*Dataset records*
● ● ● ●

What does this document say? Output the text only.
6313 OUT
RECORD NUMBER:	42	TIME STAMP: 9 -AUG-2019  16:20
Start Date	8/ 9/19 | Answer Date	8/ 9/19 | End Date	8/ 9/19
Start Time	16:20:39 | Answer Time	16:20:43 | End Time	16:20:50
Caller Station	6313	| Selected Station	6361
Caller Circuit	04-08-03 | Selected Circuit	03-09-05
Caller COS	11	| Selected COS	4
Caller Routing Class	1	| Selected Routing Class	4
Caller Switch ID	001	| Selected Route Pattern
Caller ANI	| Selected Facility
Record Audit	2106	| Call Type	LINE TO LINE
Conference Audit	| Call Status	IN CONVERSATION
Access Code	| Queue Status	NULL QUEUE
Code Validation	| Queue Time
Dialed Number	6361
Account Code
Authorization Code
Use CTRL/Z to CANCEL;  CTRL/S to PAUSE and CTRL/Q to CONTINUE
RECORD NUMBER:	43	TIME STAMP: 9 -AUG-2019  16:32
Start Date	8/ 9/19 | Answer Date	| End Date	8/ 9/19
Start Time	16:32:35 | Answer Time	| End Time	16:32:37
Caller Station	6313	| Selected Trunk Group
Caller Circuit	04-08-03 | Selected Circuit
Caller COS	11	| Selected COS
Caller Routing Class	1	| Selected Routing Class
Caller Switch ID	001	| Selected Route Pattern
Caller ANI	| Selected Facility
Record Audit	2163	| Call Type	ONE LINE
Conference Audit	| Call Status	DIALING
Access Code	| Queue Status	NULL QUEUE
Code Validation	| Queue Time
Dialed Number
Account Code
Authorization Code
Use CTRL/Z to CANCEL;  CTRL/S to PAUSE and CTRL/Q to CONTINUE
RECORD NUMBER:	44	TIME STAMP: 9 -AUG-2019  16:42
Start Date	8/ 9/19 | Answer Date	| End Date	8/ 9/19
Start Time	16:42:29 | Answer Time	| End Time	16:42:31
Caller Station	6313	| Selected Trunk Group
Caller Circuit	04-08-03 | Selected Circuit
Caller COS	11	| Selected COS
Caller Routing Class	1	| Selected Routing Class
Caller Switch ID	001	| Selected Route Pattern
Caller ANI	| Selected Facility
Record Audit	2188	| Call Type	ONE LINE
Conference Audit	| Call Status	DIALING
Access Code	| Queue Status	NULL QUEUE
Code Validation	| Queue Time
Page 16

● ● ● ●

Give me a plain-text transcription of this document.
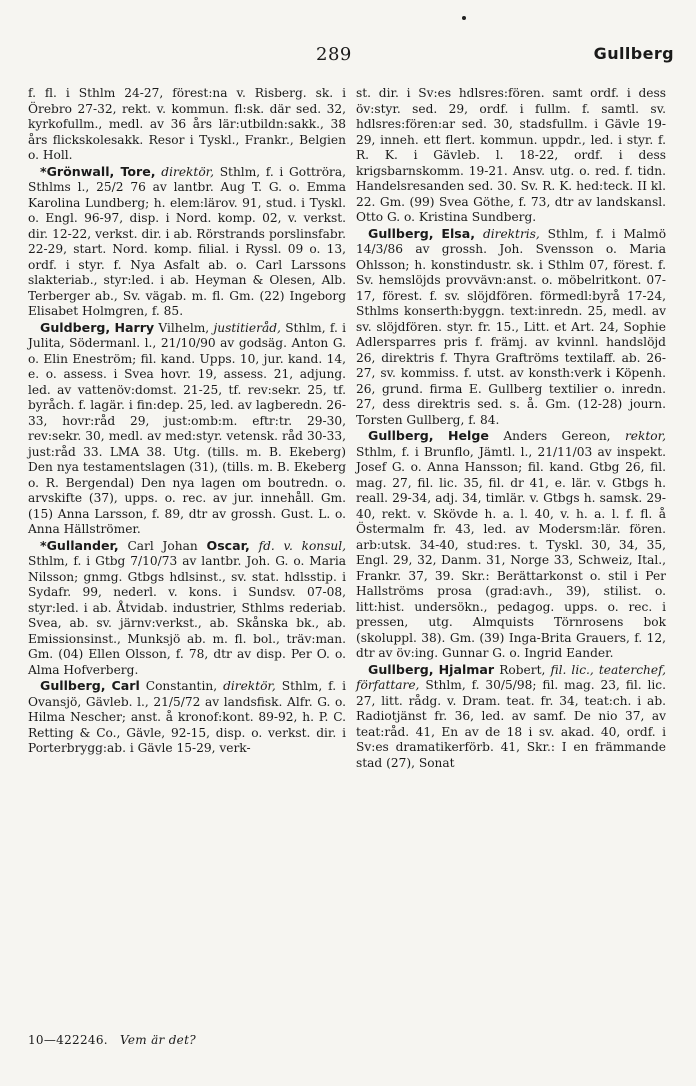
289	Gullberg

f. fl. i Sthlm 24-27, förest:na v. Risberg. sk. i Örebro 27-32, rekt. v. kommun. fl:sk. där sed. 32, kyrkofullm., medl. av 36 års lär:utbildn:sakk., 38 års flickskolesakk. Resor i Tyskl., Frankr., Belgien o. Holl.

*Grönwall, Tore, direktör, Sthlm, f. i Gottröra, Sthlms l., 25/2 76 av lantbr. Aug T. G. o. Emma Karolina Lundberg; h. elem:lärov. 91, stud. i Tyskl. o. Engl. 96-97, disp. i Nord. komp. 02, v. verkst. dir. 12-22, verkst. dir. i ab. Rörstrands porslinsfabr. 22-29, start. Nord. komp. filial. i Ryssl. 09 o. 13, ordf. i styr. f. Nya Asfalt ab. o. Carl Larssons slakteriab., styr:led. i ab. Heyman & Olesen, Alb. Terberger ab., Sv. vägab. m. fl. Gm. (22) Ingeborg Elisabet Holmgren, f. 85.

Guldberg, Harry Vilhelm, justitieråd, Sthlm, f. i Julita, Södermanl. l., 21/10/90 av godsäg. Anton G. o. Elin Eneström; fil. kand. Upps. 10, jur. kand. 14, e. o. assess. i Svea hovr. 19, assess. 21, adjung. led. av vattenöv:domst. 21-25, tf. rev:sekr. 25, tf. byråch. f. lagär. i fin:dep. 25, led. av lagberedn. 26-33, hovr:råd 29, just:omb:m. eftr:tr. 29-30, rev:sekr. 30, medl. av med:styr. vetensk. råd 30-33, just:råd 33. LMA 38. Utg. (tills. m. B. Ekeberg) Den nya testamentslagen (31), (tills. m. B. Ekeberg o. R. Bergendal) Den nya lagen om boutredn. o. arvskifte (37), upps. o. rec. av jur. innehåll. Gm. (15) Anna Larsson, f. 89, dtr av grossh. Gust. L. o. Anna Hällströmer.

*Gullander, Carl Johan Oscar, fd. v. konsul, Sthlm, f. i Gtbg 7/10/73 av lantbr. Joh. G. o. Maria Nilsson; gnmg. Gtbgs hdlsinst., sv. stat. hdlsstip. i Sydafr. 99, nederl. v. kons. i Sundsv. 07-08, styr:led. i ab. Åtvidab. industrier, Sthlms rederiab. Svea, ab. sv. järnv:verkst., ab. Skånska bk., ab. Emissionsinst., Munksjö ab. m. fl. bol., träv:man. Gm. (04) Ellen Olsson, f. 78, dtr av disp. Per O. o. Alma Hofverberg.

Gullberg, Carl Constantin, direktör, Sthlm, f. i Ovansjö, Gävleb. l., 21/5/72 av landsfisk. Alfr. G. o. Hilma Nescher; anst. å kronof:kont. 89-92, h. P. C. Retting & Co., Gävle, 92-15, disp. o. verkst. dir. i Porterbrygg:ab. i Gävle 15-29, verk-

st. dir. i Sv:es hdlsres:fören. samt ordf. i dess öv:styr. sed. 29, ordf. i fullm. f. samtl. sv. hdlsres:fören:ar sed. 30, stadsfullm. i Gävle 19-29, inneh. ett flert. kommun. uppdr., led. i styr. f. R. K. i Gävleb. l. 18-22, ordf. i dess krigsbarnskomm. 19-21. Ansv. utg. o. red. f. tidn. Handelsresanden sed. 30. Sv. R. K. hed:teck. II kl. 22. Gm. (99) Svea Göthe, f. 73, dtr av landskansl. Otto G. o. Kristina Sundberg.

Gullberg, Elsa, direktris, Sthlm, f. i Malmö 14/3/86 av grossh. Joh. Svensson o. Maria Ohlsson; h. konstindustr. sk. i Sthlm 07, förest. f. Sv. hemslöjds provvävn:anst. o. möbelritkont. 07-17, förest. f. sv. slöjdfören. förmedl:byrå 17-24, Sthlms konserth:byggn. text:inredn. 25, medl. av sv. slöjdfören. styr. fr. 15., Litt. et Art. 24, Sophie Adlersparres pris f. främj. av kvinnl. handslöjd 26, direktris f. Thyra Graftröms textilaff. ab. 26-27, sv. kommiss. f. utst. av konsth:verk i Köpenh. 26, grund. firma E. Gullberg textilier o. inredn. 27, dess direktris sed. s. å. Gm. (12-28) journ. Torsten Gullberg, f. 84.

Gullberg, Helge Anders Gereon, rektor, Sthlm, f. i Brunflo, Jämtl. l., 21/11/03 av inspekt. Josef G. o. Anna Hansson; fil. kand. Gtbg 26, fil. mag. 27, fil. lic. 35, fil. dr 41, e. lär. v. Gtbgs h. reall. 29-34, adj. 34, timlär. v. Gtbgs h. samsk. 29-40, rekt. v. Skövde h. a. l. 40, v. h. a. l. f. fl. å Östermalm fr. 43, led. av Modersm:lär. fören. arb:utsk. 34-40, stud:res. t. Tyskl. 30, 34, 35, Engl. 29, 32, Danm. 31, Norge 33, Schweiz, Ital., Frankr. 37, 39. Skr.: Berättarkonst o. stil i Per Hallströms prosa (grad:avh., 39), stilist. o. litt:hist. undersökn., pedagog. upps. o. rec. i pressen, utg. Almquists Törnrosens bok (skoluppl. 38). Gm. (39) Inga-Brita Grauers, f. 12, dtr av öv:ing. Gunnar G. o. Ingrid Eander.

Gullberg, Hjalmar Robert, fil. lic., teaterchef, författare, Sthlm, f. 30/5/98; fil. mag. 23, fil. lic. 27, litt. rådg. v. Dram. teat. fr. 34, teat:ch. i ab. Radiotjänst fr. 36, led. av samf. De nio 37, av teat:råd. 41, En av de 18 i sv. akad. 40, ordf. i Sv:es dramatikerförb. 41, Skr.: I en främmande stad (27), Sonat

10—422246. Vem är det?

● ● ● ●

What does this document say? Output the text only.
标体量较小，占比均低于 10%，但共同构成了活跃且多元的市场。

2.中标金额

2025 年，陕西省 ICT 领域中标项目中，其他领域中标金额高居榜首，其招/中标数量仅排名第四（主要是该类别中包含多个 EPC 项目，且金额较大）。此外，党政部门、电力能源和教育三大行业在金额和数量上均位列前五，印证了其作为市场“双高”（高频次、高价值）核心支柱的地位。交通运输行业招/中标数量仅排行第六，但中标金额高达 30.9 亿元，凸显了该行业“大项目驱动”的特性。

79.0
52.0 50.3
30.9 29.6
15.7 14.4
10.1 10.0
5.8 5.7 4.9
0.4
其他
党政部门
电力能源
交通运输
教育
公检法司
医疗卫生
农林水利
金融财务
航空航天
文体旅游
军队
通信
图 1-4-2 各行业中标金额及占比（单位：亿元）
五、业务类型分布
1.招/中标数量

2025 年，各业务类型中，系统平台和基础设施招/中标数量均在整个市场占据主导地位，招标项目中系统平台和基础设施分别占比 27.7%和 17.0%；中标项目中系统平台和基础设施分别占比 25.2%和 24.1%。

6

● ● ● ●

*Required work*
Copy out every line in the listing where the word "Gävleb" appears.

*Full output*
Gullberg, Carl Constantin, direktör, Sthlm, f. i Ovansjö, Gävleb. l., 21/5/72 av landsfisk. Alfr. G. o. Hilma Nescher; anst. å kronof:kont. 89-92, h. P. C. Retting & Co., Gävle, 92-15, disp. o. verkst. dir. i Porterbrygg:ab. i Gävle 15-29, verk-
st. dir. i Sv:es hdlsres:fören. samt ordf. i dess öv:styr. sed. 29, ordf. i fullm. f. samtl. sv. hdlsres:fören:ar sed. 30, stadsfullm. i Gävle 19-29, inneh. ett flert. kommun. uppdr., led. i styr. f. R. K. i Gävleb. l. 18-22, ordf. i dess krigsbarnskomm. 19-21. Ansv. utg. o. red. f. tidn. Handelsresanden sed. 30. Sv. R. K. hed:teck. II kl. 22. Gm. (99) Svea Göthe, f. 73, dtr av landskansl. Otto G. o. Kristina Sundberg.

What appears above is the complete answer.